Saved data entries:
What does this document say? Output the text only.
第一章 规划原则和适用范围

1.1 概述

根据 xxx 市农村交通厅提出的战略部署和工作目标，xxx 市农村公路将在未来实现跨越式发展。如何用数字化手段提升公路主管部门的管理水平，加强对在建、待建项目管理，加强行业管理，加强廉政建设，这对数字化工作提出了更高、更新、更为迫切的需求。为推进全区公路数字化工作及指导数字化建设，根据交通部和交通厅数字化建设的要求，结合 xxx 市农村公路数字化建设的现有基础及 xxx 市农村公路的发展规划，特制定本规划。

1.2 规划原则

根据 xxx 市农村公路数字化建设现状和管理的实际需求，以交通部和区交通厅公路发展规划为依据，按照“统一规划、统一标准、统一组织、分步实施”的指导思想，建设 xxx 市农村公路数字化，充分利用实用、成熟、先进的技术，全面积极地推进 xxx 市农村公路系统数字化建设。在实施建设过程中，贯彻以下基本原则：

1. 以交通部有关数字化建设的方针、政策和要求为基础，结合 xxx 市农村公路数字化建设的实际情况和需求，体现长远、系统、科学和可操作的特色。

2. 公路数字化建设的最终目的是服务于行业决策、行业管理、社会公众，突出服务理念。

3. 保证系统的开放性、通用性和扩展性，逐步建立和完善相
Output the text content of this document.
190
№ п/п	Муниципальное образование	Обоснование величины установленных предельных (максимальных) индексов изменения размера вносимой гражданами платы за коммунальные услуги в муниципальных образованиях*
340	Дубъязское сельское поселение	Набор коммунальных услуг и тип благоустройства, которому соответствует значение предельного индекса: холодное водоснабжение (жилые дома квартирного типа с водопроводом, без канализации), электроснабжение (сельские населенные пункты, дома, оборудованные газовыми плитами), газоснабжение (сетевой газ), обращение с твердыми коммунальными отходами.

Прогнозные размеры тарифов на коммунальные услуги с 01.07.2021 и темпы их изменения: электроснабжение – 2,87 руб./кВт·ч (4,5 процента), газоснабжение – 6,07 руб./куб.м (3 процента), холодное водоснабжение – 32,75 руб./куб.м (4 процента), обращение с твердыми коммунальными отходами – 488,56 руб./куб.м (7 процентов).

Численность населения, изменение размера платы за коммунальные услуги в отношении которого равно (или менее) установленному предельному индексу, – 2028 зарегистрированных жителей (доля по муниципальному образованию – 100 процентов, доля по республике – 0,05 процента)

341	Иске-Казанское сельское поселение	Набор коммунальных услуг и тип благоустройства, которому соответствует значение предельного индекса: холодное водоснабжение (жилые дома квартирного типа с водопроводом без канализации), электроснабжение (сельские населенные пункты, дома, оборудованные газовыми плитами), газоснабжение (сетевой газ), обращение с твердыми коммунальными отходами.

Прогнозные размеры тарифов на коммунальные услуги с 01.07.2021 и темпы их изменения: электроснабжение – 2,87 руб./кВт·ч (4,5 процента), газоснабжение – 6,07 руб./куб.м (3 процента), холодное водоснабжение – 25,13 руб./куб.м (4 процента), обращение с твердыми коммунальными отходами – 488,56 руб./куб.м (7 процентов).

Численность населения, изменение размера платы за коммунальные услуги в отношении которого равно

* DIRECTION
List all lines holding the string "this".

* EXPECTED OUTPUT
What does this document say? Output the text only.
Output the text content of this document.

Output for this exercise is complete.